▶ **GIVEN TASK A**
In the post about why twins are awesome, why was it notable that the babies were chattering in their room at 7:30 a.m.?

▶ **SUPPLIED TEXT**
******
Why Twins Are Awesome

It seems that there have been more than a few posts on this blog about how much having two babies at once really sucks.  It's exhausting and back-breaking.  It's chaotic and stressful.  It's stinky and sticky and downright dirty business. 

But it is also wonderful. 

Yesterday morning, I heard the babies chattering in their room.  It was 7:30 a.m. and they had slept much later than usual.  I went in to get them only to find them blowing kisses to each other across the room.  It was beyond adorable.  As I scooped them up and wrestled them into my arms, Ellie's nose rubbed against Jude's neck and they dissolved into the amazing little giggles that only babies get.  I realized in this moment, as I was completely enamoured with my Turtles, that I would not be experiencing any of this if I had had just one baby. 

And I just would not trade all the heartache and stress and bad behavior that come with twins and an older child, for anything.  ANYTHING.
******
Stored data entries
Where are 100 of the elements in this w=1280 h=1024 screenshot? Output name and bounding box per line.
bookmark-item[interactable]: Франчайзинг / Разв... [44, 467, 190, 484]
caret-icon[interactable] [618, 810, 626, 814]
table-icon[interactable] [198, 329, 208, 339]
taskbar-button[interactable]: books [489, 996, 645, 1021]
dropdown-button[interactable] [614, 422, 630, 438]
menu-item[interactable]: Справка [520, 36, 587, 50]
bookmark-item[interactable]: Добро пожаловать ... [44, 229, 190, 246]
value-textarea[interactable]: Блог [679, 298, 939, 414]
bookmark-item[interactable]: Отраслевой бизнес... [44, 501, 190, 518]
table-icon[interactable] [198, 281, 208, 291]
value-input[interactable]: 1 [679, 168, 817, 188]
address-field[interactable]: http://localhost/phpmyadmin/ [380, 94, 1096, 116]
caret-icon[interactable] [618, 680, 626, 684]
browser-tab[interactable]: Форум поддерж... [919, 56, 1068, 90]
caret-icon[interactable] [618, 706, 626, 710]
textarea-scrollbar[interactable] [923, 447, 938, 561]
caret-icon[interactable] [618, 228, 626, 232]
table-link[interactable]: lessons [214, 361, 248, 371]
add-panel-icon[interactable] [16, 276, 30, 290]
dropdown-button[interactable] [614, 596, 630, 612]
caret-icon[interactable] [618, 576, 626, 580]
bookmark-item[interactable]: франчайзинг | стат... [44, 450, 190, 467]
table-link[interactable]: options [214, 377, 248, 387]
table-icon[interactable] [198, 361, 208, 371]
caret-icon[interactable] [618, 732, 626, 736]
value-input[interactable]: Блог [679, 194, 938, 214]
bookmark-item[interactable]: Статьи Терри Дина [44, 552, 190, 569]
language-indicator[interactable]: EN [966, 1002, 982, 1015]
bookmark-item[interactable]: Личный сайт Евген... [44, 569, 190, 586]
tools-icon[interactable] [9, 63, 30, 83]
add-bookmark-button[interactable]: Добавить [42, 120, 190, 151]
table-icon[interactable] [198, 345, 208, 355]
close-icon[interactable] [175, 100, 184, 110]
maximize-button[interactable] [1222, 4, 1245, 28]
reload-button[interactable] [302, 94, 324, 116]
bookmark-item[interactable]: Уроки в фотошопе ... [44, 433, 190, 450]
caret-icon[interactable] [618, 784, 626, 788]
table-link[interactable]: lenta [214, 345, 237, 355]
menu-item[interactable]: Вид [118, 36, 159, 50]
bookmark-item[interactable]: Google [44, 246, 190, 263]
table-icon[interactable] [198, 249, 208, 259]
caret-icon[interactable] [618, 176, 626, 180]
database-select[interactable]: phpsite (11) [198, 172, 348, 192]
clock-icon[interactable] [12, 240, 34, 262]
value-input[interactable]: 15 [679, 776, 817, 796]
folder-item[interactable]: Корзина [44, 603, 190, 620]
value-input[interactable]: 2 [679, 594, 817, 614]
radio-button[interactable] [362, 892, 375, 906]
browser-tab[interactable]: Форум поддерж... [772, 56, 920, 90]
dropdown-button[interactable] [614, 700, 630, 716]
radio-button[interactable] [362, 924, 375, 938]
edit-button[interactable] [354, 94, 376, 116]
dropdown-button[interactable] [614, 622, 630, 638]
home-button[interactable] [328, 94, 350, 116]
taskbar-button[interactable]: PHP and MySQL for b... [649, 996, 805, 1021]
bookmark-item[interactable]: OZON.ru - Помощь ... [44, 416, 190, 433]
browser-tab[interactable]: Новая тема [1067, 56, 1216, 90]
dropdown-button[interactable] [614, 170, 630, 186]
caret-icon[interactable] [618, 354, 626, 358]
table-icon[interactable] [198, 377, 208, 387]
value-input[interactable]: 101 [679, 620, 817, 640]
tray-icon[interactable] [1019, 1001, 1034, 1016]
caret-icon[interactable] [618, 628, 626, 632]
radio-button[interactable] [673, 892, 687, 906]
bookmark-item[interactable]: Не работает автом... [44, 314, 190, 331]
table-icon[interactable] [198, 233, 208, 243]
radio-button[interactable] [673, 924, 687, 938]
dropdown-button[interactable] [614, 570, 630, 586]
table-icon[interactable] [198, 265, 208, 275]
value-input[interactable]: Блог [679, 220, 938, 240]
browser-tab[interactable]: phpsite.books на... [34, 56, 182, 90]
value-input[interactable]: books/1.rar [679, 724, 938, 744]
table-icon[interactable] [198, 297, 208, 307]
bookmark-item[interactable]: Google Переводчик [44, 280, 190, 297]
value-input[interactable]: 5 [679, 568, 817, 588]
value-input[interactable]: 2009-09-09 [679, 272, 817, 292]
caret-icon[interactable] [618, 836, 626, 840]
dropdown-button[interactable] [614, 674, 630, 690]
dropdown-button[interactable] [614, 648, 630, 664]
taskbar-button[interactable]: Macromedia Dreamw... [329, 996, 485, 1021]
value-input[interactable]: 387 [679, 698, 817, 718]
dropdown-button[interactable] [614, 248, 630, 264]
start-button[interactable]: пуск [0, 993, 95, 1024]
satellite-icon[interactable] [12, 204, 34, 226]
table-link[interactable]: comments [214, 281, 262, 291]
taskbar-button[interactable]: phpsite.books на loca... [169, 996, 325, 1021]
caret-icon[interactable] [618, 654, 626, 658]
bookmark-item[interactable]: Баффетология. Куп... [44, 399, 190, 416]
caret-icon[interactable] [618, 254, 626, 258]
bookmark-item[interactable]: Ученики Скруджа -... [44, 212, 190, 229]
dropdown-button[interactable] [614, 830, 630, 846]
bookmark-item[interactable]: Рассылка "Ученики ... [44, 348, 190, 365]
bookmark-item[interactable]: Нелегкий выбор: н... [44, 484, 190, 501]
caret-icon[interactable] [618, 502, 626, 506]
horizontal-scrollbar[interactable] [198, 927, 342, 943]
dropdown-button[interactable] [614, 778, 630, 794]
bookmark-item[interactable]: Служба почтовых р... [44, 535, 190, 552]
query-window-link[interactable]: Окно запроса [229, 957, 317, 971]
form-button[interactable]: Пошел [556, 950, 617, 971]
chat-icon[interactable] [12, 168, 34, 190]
******
▶ **GIVEN TASK B**
In the stored data entries listing, from the start through the line containing "caret-icon[interactable] [618, 228, 626, 232]", switch "bookmark-item" to "favorite-item" and leave everything else unchanged. Return only those lines.

▶ **WRITTEN RESPONSE A**
They had slept much later than usual.

▶ **WRITTEN RESPONSE B**
Where are 100 of the elements in this w=1280 h=1024 screenshot? Output name and bounding box per line.
favorite-item[interactable]: Франчайзинг / Разв... [44, 467, 190, 484]
caret-icon[interactable] [618, 810, 626, 814]
table-icon[interactable] [198, 329, 208, 339]
taskbar-button[interactable]: books [489, 996, 645, 1021]
dropdown-button[interactable] [614, 422, 630, 438]
menu-item[interactable]: Справка [520, 36, 587, 50]
favorite-item[interactable]: Добро пожаловать ... [44, 229, 190, 246]
value-textarea[interactable]: Блог [679, 298, 939, 414]
favorite-item[interactable]: Отраслевой бизнес... [44, 501, 190, 518]
table-icon[interactable] [198, 281, 208, 291]
value-input[interactable]: 1 [679, 168, 817, 188]
address-field[interactable]: http://localhost/phpmyadmin/ [380, 94, 1096, 116]
caret-icon[interactable] [618, 680, 626, 684]
browser-tab[interactable]: Форум поддерж... [919, 56, 1068, 90]
caret-icon[interactable] [618, 706, 626, 710]
textarea-scrollbar[interactable] [923, 447, 938, 561]
caret-icon[interactable] [618, 228, 626, 232]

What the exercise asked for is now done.